*Excerpt to read*
◆ ◆ ◆
    • Loving
    • Questing
    • Believing
  2. What sparked your fascination with this literary giant?
    • When I was eighteen and living with my grandparents while studying, I was runner-up in a short story competition run by the Katharine Susannah Prichard Writers’ Centre. My grandparents drove me out to the centre, in Katharine’s old cottage, to accept the award. Being old Western Australians, they both had opinions and stories about Katharine and her husband Hugo and I just wish I could remember what they were. There was a strong sense of Katharine in her wooden cottage and a life once lived there. I think a seed was planted.
  3. What drew you to write her biography?
    • Katharine’s writing itself grabbed me with the tragic vision of Coonardoo and then the jaunty romance of The Pioneers. Beyond that, she lived the most incredible life of idealism and triumphs tempered with tragedy. Her story had only been told from her son’s perspective in the 1970s and I realised there were many mysteries left to explore and sources which hadn’t been tapped.
  4. What has been the highlight for you in the process of writing and researching?
    • It was a magical moment to hold Katharine’s papers in my hands for the first time at the National Library. I’d flown to Canberra in 2014 and was in a reading room with just one or two other researchers, watched by one of the NLA staff. The uniform buff-coloured boxes were wheeled out on a trolley. To handle letters in her handwriting, paper she’d once touched, was uncanny. It made her more alive to me. Later, I had to make do with scans and transcripts only, as it was impossible to get back to Canberra when my two children were born and then Covid struck. But the experience of handling the originals stayed with me.
◆ ◆ ◆
*Record extracts*
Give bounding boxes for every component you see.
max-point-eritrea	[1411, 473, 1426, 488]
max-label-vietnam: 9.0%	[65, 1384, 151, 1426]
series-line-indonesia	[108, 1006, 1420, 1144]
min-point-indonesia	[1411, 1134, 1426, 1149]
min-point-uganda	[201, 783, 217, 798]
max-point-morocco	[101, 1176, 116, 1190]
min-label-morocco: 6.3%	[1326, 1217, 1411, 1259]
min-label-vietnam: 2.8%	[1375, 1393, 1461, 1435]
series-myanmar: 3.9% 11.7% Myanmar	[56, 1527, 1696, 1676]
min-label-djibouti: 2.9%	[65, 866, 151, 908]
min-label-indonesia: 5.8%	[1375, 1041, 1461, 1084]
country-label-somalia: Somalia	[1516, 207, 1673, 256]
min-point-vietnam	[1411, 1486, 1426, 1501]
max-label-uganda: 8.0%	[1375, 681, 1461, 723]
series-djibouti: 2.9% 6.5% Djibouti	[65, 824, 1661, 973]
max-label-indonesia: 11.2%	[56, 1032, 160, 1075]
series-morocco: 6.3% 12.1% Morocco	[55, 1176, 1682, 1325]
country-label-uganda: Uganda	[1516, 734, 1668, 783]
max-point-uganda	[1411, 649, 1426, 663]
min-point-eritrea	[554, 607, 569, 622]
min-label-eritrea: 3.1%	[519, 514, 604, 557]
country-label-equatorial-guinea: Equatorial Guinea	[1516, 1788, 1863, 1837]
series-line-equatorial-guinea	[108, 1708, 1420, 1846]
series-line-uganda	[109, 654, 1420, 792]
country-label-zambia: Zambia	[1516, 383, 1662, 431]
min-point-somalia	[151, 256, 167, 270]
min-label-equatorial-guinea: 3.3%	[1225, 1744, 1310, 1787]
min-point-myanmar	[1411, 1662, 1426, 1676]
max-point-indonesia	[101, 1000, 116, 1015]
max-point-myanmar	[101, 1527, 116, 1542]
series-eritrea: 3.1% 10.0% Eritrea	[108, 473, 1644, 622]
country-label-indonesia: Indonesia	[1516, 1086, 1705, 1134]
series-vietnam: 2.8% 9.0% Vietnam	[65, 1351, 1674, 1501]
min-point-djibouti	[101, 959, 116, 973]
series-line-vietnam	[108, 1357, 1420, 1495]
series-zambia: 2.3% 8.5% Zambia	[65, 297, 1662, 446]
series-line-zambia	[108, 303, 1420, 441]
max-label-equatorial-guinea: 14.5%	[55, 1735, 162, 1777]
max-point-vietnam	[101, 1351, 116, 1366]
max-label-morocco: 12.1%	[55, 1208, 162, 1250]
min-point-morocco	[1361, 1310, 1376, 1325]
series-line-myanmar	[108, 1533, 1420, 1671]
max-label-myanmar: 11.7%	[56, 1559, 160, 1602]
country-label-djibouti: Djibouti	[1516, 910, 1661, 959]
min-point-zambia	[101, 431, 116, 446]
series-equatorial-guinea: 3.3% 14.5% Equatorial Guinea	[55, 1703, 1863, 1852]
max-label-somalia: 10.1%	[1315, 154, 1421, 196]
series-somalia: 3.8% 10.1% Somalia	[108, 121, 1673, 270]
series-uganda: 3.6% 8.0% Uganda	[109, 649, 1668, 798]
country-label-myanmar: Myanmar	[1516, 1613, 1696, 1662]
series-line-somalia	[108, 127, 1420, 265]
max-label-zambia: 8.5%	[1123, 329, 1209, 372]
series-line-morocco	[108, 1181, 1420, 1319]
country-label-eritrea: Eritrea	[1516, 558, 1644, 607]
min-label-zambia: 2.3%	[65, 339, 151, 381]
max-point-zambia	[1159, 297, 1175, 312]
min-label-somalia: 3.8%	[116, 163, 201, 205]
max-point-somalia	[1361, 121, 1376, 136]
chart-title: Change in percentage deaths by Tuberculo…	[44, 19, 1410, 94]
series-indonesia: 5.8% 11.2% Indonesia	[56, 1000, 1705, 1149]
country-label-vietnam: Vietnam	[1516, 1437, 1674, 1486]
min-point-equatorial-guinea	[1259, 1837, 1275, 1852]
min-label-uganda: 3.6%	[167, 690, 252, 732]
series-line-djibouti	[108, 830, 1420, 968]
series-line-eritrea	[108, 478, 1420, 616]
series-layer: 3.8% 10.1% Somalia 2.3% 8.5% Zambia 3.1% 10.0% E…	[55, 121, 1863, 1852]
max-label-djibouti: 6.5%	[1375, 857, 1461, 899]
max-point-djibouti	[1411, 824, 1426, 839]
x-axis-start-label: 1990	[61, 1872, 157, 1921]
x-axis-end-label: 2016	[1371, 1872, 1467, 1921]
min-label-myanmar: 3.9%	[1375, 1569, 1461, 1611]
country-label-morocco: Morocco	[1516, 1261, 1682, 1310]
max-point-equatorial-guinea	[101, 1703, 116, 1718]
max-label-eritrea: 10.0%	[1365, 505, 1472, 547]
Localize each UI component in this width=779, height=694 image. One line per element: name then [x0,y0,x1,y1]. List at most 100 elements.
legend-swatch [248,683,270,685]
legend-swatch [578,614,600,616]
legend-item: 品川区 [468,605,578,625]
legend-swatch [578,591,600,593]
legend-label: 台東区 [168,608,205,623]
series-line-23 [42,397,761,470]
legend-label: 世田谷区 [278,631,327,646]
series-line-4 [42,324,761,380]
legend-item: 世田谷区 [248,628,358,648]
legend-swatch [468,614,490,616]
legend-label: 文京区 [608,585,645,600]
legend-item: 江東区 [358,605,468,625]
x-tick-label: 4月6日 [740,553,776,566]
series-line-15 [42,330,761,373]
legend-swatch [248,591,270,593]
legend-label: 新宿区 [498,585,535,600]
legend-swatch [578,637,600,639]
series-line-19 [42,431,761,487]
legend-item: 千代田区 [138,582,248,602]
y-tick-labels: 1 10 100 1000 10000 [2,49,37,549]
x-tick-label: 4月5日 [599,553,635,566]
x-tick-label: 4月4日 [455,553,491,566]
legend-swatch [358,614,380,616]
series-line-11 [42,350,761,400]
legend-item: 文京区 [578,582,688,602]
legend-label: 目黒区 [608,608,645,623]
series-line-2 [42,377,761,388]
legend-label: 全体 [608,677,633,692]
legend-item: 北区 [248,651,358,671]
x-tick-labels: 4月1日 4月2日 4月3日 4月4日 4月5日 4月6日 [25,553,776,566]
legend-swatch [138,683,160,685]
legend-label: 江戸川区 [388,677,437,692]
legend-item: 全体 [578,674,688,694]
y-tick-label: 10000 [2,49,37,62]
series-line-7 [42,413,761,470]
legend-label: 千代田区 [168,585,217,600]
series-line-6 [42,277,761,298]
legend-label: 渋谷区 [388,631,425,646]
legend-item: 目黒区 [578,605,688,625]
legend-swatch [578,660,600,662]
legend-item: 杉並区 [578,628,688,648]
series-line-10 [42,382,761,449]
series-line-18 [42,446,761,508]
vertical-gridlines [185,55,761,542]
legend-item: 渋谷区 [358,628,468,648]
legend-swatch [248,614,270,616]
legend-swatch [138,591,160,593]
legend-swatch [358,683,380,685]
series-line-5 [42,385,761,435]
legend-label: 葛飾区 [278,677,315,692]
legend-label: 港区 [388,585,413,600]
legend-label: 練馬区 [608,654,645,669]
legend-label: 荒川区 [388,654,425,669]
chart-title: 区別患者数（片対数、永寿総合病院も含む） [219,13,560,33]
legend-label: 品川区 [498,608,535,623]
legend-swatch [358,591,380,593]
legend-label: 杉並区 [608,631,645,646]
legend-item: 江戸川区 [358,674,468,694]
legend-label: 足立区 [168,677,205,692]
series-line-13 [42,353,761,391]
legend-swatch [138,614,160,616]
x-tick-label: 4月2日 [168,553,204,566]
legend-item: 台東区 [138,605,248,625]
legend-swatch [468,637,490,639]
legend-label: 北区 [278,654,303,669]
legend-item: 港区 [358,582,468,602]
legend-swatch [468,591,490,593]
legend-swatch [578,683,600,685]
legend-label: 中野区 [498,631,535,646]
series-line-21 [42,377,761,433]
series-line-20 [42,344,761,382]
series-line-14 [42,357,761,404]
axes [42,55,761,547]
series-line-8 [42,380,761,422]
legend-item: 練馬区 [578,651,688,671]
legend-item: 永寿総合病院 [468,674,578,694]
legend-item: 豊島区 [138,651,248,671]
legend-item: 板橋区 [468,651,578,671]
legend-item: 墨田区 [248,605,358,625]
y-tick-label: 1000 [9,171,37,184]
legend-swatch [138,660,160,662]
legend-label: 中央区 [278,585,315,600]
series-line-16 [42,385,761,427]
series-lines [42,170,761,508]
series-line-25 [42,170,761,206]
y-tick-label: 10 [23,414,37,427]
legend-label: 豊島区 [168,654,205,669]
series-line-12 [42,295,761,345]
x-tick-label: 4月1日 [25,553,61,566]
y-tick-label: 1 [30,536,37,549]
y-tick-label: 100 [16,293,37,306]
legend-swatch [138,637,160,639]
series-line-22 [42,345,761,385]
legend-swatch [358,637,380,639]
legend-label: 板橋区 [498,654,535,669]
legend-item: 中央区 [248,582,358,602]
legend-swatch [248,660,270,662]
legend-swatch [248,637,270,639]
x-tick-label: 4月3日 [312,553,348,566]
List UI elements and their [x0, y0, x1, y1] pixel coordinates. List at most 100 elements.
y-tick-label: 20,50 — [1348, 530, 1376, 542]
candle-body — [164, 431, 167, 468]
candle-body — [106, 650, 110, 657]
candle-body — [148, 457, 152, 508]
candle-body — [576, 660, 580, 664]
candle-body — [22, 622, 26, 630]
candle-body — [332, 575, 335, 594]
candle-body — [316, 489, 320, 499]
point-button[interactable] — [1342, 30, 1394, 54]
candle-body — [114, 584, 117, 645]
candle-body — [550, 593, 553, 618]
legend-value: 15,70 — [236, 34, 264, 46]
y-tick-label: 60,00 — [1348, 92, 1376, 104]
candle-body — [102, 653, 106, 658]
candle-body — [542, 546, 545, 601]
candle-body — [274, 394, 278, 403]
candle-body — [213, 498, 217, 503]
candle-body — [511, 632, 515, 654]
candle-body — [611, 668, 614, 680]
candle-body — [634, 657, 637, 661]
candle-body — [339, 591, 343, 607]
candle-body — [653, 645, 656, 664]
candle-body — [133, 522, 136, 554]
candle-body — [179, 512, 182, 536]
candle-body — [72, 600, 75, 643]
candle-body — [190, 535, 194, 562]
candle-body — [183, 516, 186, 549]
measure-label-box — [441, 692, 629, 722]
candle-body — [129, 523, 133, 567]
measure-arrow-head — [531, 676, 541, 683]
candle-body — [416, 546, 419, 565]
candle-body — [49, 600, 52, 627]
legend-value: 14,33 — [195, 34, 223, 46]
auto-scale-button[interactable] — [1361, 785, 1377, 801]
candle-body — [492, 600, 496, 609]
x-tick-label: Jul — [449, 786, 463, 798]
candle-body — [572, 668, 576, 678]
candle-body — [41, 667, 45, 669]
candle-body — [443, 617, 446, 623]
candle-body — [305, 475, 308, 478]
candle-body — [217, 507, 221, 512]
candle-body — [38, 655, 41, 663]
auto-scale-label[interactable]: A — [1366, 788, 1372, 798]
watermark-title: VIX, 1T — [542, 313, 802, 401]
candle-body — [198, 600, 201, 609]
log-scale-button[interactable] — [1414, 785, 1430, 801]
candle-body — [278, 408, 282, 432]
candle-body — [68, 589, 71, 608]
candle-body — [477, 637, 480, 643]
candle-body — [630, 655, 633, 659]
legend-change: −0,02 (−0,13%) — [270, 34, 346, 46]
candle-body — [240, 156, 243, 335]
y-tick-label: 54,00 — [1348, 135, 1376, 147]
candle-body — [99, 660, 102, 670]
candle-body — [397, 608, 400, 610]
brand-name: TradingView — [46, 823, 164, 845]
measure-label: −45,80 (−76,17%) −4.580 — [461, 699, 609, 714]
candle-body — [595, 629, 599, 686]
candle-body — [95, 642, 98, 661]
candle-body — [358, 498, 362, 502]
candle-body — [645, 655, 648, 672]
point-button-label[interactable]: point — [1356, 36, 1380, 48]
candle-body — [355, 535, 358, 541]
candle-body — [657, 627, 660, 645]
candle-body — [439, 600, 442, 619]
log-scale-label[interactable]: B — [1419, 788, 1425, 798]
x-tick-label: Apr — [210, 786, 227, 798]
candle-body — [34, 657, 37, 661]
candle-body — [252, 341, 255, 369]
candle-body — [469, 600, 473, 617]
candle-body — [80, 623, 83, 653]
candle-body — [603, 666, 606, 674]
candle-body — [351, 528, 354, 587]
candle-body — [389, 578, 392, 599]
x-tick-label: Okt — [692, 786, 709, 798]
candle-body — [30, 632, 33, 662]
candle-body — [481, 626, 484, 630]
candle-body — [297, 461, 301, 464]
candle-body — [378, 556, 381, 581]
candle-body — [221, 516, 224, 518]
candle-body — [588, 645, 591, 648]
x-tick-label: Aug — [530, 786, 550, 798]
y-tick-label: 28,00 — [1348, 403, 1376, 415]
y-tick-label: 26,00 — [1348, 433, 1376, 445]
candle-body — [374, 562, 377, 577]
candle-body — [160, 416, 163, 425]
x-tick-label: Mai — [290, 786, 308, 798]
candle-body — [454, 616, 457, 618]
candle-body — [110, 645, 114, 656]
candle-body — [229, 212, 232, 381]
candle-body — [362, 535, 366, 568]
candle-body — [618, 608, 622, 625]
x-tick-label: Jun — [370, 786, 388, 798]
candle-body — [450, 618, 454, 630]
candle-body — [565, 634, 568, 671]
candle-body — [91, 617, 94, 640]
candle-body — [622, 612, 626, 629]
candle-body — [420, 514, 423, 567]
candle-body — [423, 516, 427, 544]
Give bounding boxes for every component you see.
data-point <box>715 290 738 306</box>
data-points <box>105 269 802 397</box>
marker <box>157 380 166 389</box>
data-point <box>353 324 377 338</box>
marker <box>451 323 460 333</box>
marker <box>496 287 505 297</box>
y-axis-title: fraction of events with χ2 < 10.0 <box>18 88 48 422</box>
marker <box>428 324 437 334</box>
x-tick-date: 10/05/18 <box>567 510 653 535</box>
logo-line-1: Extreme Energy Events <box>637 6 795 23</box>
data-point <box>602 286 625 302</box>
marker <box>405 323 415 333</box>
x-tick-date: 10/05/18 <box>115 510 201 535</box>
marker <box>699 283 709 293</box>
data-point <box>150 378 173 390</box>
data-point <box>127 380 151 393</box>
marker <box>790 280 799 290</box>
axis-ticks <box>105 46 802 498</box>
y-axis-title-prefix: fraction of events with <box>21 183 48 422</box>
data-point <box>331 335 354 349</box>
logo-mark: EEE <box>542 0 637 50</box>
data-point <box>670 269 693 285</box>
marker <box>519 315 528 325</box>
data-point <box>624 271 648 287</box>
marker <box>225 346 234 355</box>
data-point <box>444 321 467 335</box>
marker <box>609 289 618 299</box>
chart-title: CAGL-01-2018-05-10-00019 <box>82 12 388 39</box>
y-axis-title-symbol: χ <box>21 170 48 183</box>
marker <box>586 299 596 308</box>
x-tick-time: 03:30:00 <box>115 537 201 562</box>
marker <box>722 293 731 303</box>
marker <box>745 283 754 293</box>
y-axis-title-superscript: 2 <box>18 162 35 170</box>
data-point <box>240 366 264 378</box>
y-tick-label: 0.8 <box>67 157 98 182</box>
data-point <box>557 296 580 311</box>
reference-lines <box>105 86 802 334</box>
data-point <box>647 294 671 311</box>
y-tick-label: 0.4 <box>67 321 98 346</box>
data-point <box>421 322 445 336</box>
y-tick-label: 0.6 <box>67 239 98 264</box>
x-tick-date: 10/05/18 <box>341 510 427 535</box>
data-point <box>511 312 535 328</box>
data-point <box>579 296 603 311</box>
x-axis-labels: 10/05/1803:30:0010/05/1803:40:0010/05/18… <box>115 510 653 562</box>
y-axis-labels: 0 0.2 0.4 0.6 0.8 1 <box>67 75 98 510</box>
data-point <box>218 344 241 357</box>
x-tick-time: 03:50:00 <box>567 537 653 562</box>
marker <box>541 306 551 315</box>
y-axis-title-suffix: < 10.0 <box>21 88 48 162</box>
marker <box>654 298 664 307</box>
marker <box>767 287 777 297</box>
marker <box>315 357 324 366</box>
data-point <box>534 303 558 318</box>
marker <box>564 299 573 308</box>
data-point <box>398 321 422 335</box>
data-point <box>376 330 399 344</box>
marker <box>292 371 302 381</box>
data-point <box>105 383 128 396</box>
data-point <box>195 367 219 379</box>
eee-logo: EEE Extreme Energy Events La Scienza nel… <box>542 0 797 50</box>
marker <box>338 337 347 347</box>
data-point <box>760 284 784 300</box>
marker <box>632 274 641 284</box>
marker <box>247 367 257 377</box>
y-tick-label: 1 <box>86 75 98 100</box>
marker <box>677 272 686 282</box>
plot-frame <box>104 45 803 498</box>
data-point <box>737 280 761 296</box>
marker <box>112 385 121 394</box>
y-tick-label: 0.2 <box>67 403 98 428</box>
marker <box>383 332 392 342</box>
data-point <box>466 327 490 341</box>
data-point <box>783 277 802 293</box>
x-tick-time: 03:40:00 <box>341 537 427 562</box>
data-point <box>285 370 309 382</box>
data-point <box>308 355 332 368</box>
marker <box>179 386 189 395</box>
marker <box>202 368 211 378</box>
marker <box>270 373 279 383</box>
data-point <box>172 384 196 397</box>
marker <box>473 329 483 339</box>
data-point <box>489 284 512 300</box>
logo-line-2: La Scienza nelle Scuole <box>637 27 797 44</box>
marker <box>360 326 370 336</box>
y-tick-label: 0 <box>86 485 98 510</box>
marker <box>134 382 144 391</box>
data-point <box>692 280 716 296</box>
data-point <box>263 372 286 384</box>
◆ ◆ ◆
*Using the information*
1. In the interview about writing Katharine Susannah Prichard's biography, where did the writer first hold Katharine's papers?
2. Carry on the interview about writing Katharine Susannah Prichard's biography from the point where it stops.

*Answers for the exercise*
1. At the National Library in Canberra.

2.
  5. Were there any particularly surprising aspects of Katharine’s life you came across in your research?
    • Some of the surprises were about finding shifts in her beliefs that have been ironed out by the simple label of ‘KSP the communist’. It seems she was a devout Christian, despite doubts, up until her father’s suicide in 1907. Her early dalliances with left-wing ideas didn’t stop her writing in favour of compulsory military training in 1908. Her conversion to radicalism after the Bolshevik Revolution in 1917 wasn’t simply to straight Marxism – initially, like other radicals, she was drawn to syndicalism just as strongly. Then there’s the period between 1924 and 1929 when she wrote her three great novels - Working Bullocks, Coonardoo, and Haxby’s Circus – in which it turns out she wasn’t very involved in political activism and she took a break from the Communist Party, with the local branch barely operating. When she returned to Perth from Sydney in 1946, her main political involvement became the Peace Council. She was a defender of the Soviet Union ahead of the Communist Party of Australia, especially as the two diverged.
  6. Tell us about your writing routine. Where do you like to write? When and how often?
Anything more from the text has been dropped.